▶ _INPUT RECORDS_
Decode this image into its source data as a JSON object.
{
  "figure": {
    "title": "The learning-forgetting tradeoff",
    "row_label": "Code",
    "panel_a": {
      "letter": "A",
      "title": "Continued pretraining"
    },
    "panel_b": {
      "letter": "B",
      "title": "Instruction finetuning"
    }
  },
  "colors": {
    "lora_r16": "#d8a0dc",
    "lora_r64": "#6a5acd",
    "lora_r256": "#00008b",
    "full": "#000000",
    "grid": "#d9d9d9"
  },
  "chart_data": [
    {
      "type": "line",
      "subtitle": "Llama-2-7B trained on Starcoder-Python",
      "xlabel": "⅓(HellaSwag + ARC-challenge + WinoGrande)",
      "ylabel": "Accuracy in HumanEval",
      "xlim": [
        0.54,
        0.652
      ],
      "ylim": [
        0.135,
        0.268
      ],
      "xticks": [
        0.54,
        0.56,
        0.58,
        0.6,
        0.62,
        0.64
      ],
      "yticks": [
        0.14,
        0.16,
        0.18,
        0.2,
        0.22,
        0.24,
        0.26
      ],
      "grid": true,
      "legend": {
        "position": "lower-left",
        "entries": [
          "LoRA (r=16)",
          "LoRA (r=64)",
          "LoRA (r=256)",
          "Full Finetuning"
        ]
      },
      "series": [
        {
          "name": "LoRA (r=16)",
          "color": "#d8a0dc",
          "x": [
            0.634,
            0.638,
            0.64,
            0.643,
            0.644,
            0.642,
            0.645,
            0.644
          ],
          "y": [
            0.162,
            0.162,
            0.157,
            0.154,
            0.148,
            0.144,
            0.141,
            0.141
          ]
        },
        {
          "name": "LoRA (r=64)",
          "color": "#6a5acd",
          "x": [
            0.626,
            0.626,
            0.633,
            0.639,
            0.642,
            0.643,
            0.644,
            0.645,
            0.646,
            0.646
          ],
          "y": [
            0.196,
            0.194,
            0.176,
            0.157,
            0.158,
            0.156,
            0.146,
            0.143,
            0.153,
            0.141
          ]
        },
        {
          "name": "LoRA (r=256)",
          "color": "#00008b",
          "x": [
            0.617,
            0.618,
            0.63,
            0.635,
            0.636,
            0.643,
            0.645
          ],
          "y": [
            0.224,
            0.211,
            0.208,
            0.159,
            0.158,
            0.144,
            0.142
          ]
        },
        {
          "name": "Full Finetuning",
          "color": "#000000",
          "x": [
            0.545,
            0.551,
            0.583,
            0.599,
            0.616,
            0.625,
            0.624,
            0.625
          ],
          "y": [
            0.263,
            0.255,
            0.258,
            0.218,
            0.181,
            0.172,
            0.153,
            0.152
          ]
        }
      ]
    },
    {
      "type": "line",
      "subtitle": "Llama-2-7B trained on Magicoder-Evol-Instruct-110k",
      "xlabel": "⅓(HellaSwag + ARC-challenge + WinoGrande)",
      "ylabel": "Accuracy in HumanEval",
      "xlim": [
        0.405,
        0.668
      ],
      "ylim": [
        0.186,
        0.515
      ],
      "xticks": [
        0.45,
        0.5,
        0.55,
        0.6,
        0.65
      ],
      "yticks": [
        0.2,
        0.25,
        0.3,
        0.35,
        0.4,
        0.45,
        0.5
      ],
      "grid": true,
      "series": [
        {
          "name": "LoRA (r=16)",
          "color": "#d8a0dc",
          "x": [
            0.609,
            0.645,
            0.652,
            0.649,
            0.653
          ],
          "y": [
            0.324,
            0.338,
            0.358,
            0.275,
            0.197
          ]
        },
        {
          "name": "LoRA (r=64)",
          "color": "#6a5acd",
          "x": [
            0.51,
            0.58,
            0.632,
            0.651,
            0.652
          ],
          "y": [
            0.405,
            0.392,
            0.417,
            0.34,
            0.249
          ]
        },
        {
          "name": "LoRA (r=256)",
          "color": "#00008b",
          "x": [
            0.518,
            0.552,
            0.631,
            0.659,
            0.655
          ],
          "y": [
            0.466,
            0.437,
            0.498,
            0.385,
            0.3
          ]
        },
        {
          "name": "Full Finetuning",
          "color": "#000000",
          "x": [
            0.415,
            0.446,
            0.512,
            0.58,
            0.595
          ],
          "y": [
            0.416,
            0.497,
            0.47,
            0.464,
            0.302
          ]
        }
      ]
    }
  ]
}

▶ _PROBLEM REQUIREMENTS_
Copy all the records above precisely.

▶ _EXPECTED OUTPUT_
Decode this image into its source data as a JSON object.
{
  "figure": {
    "title": "The learning-forgetting tradeoff",
    "row_label": "Code",
    "panel_a": {
      "letter": "A",
      "title": "Continued pretraining"
    },
    "panel_b": {
      "letter": "B",
      "title": "Instruction finetuning"
    }
  },
  "colors": {
    "lora_r16": "#d8a0dc",
    "lora_r64": "#6a5acd",
    "lora_r256": "#00008b",
    "full": "#000000",
    "grid": "#d9d9d9"
  },
  "chart_data": [
    {
      "type": "line",
      "subtitle": "Llama-2-7B trained on Starcoder-Python",
      "xlabel": "⅓(HellaSwag + ARC-challenge + WinoGrande)",
      "ylabel": "Accuracy in HumanEval",
      "xlim": [
        0.54,
        0.652
      ],
      "ylim": [
        0.135,
        0.268
      ],
      "xticks": [
        0.54,
        0.56,
        0.58,
        0.6,
        0.62,
        0.64
      ],
      "yticks": [
        0.14,
        0.16,
        0.18,
        0.2,
        0.22,
        0.24,
        0.26
      ],
      "grid": true,
      "legend": {
        "position": "lower-left",
        "entries": [
          "LoRA (r=16)",
          "LoRA (r=64)",
          "LoRA (r=256)",
          "Full Finetuning"
        ]
      },
      "series": [
        {
          "name": "LoRA (r=16)",
          "color": "#d8a0dc",
          "x": [
            0.634,
            0.638,
            0.64,
            0.643,
            0.644,
            0.642,
            0.645,
            0.644
          ],
          "y": [
            0.162,
            0.162,
            0.157,
            0.154,
            0.148,
            0.144,
            0.141,
            0.141
          ]
        },
        {
          "name": "LoRA (r=64)",
          "color": "#6a5acd",
          "x": [
            0.626,
            0.626,
            0.633,
            0.639,
            0.642,
            0.643,
            0.644,
            0.645,
            0.646,
            0.646
          ],
          "y": [
            0.196,
            0.194,
            0.176,
            0.157,
            0.158,
            0.156,
            0.146,
            0.143,
            0.153,
            0.141
          ]
        },
        {
          "name": "LoRA (r=256)",
          "color": "#00008b",
          "x": [
            0.617,
            0.618,
            0.63,
            0.635,
            0.636,
            0.643,
            0.645
          ],
          "y": [
            0.224,
            0.211,
            0.208,
            0.159,
            0.158,
            0.144,
            0.142
          ]
        },
        {
          "name": "Full Finetuning",
          "color": "#000000",
          "x": [
            0.545,
            0.551,
            0.583,
            0.599,
            0.616,
            0.625,
            0.624,
            0.625
          ],
          "y": [
            0.263,
            0.255,
            0.258,
            0.218,
            0.181,
            0.172,
            0.153,
            0.152
          ]
        }
      ]
    },
    {
      "type": "line",
      "subtitle": "Llama-2-7B trained on Magicoder-Evol-Instruct-110k",
      "xlabel": "⅓(HellaSwag + ARC-challenge + WinoGrande)",
      "ylabel": "Accuracy in HumanEval",
      "xlim": [
        0.405,
        0.668
      ],
      "ylim": [
        0.186,
        0.515
      ],
      "xticks": [
        0.45,
        0.5,
        0.55,
        0.6,
        0.65
      ],
      "yticks": [
        0.2,
        0.25,
        0.3,
        0.35,
        0.4,
        0.45,
        0.5
      ],
      "grid": true,
      "series": [
        {
          "name": "LoRA (r=16)",
          "color": "#d8a0dc",
          "x": [
            0.609,
            0.645,
            0.652,
            0.649,
            0.653
          ],
          "y": [
            0.324,
            0.338,
            0.358,
            0.275,
            0.197
          ]
        },
        {
          "name": "LoRA (r=64)",
          "color": "#6a5acd",
          "x": [
            0.51,
            0.58,
            0.632,
            0.651,
            0.652
          ],
          "y": [
            0.405,
            0.392,
            0.417,
            0.34,
            0.249
          ]
        },
        {
          "name": "LoRA (r=256)",
          "color": "#00008b",
          "x": [
            0.518,
            0.552,
            0.631,
            0.659,
            0.655
          ],
          "y": [
            0.466,
            0.437,
            0.498,
            0.385,
            0.3
          ]
        },
        {
          "name": "Full Finetuning",
          "color": "#000000",
          "x": [
            0.415,
            0.446,
            0.512,
            0.58,
            0.595
          ],
          "y": [
            0.416,
            0.497,
            0.47,
            0.464,
            0.302
          ]
        }
      ]
    }
  ]
}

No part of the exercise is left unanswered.